TASK STATEMENT: Repeat every entry word for word, but leave the images out of your copy.

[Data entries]
........

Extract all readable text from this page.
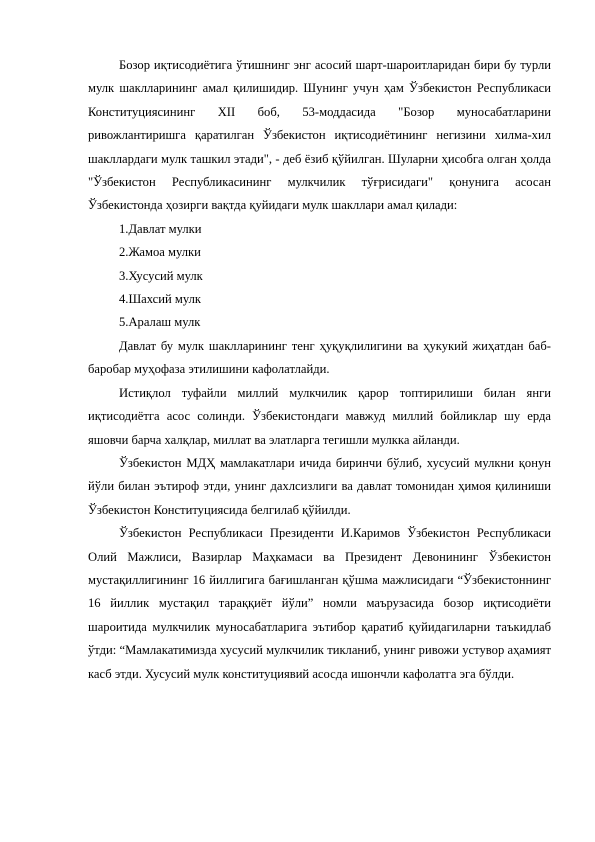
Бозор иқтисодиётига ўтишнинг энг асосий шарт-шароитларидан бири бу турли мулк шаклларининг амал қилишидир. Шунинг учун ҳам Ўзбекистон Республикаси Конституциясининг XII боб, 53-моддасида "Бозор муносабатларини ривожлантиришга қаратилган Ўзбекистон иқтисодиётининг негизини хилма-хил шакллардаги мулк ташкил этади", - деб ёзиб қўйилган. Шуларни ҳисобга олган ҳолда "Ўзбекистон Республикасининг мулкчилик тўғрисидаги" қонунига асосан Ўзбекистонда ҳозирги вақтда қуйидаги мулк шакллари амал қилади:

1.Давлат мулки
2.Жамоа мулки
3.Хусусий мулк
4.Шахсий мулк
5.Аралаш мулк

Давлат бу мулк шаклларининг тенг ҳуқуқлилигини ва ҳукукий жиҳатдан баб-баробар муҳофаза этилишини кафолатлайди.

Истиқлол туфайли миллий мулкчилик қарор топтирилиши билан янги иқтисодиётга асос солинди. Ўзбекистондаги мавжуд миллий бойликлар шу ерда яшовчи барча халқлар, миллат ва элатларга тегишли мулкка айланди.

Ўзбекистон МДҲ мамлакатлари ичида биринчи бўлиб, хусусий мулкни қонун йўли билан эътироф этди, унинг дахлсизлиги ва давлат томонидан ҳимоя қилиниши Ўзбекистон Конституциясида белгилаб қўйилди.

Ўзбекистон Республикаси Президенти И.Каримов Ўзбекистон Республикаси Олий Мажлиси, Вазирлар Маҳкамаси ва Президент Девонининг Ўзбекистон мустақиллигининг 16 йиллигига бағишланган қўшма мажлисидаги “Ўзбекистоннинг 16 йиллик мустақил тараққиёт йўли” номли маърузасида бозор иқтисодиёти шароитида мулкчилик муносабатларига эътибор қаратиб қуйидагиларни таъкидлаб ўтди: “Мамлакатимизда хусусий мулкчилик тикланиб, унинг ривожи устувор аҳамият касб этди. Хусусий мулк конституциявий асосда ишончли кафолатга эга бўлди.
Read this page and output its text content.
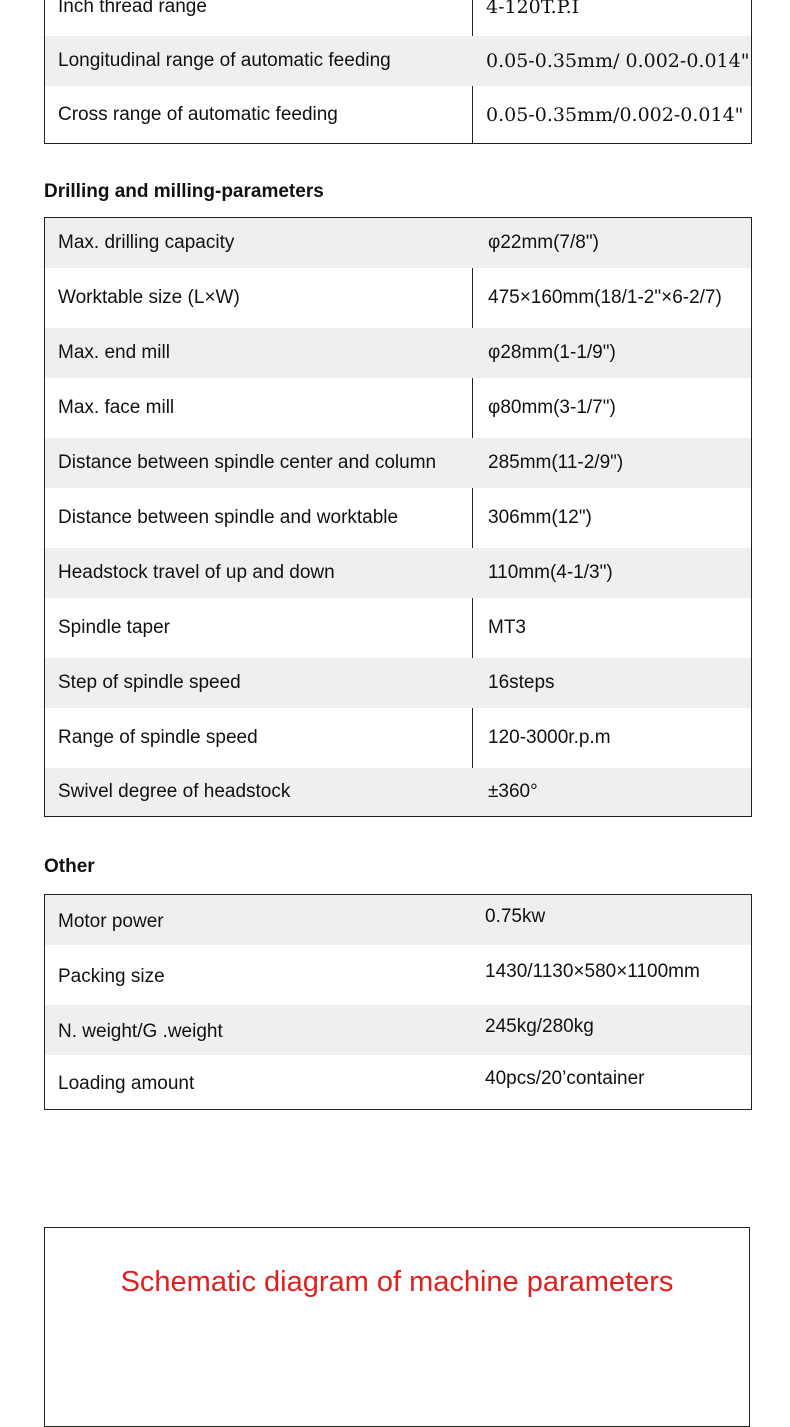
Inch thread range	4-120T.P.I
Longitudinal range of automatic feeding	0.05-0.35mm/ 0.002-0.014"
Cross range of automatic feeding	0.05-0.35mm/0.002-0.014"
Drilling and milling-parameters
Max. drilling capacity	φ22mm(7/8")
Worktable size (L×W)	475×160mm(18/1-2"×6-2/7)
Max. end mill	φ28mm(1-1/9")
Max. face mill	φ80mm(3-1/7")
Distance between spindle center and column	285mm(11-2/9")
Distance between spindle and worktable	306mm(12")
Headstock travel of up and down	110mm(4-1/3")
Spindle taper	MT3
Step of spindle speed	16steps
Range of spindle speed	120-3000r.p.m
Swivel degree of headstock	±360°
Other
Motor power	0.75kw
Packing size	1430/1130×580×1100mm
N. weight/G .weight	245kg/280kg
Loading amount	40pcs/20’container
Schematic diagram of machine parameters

........

SOLUTION FOR THIS EXERCISE:
Extract all readable text from this page.
Бозор иқтисодиётига ўтишнинг энг асосий шарт-шароитларидан бири бу турли мулк шаклларининг амал қилишидир. Шунинг учун ҳам Ўзбекистон Республикаси Конституциясининг XII боб, 53-моддасида "Бозор муносабатларини ривожлантиришга қаратилган Ўзбекистон иқтисодиётининг негизини хилма-хил шакллардаги мулк ташкил этади", - деб ёзиб қўйилган. Шуларни ҳисобга олган ҳолда "Ўзбекистон Республикасининг мулкчилик тўғрисидаги" қонунига асосан Ўзбекистонда ҳозирги вақтда қуйидаги мулк шакллари амал қилади:

1.Давлат мулки
2.Жамоа мулки
3.Хусусий мулк
4.Шахсий мулк
5.Аралаш мулк

Давлат бу мулк шаклларининг тенг ҳуқуқлилигини ва ҳукукий жиҳатдан баб-баробар муҳофаза этилишини кафолатлайди.

Истиқлол туфайли миллий мулкчилик қарор топтирилиши билан янги иқтисодиётга асос солинди. Ўзбекистондаги мавжуд миллий бойликлар шу ерда яшовчи барча халқлар, миллат ва элатларга тегишли мулкка айланди.

Ўзбекистон МДҲ мамлакатлари ичида биринчи бўлиб, хусусий мулкни қонун йўли билан эътироф этди, унинг дахлсизлиги ва давлат томонидан ҳимоя қилиниши Ўзбекистон Конституциясида белгилаб қўйилди.

Ўзбекистон Республикаси Президенти И.Каримов Ўзбекистон Республикаси Олий Мажлиси, Вазирлар Маҳкамаси ва Президент Девонининг Ўзбекистон мустақиллигининг 16 йиллигига бағишланган қўшма мажлисидаги “Ўзбекистоннинг 16 йиллик мустақил тараққиёт йўли” номли маърузасида бозор иқтисодиёти шароитида мулкчилик муносабатларига эътибор қаратиб қуйидагиларни таъкидлаб ўтди: “Мамлакатимизда хусусий мулкчилик тикланиб, унинг ривожи устувор аҳамият касб этди. Хусусий мулк конституциявий асосда ишончли кафолатга эга бўлди.
Read this page and output its text content.
Inch thread range	4-120T.P.I
Longitudinal range of automatic feeding	0.05-0.35mm/ 0.002-0.014"
Cross range of automatic feeding	0.05-0.35mm/0.002-0.014"
Drilling and milling-parameters
Max. drilling capacity	φ22mm(7/8")
Worktable size (L×W)	475×160mm(18/1-2"×6-2/7)
Max. end mill	φ28mm(1-1/9")
Max. face mill	φ80mm(3-1/7")
Distance between spindle center and column	285mm(11-2/9")
Distance between spindle and worktable	306mm(12")
Headstock travel of up and down	110mm(4-1/3")
Spindle taper	MT3
Step of spindle speed	16steps
Range of spindle speed	120-3000r.p.m
Swivel degree of headstock	±360°
Other
Motor power	0.75kw
Packing size	1430/1130×580×1100mm
N. weight/G .weight	245kg/280kg
Loading amount	40pcs/20’container
Schematic diagram of machine parameters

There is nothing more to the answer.